*Provided records*
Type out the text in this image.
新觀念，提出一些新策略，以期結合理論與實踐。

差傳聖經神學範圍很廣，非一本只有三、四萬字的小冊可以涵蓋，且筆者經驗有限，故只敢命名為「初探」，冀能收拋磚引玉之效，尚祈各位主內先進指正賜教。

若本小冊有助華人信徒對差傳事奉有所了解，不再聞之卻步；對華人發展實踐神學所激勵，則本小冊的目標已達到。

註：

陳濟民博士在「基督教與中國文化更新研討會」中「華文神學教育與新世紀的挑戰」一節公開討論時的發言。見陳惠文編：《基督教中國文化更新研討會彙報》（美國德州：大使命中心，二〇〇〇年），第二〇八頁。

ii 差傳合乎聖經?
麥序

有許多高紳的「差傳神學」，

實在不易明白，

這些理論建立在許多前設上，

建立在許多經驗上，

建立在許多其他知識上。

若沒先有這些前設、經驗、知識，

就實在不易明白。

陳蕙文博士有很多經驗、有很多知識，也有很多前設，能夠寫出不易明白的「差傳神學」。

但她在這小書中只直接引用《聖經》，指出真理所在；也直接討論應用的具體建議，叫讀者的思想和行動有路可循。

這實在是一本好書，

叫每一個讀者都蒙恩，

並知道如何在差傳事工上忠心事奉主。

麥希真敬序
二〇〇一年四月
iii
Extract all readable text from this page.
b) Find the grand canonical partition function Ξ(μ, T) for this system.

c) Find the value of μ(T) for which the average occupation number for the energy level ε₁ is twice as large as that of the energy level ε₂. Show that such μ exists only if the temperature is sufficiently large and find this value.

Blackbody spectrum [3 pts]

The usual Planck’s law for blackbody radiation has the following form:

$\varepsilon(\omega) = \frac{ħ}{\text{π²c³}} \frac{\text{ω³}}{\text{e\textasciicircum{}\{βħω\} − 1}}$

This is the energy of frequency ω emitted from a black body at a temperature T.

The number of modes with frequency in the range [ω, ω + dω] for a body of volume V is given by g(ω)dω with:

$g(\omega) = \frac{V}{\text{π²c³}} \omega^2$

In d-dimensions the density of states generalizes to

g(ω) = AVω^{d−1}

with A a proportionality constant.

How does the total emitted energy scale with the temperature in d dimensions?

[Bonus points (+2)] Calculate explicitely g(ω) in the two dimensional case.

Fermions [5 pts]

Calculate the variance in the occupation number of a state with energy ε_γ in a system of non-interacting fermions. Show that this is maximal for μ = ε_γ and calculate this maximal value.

*Problem description*
List each line of the records that holds the string "number".

*Result of this exercise*
c) Find the value of μ(T) for which the average occupation number for the energy level ε₁ is twice as large as that of the energy level ε₂. Show that such μ exists only if the temperature is sufficiently large and find this value.
The number of modes with frequency in the range [ω, ω + dω] for a body of volume V is given by g(ω)dω with:
Calculate the variance in the occupation number of a state with energy ε_γ in a system of non-interacting fermions. Show that this is maximal for μ = ε_γ and calculate this maximal value.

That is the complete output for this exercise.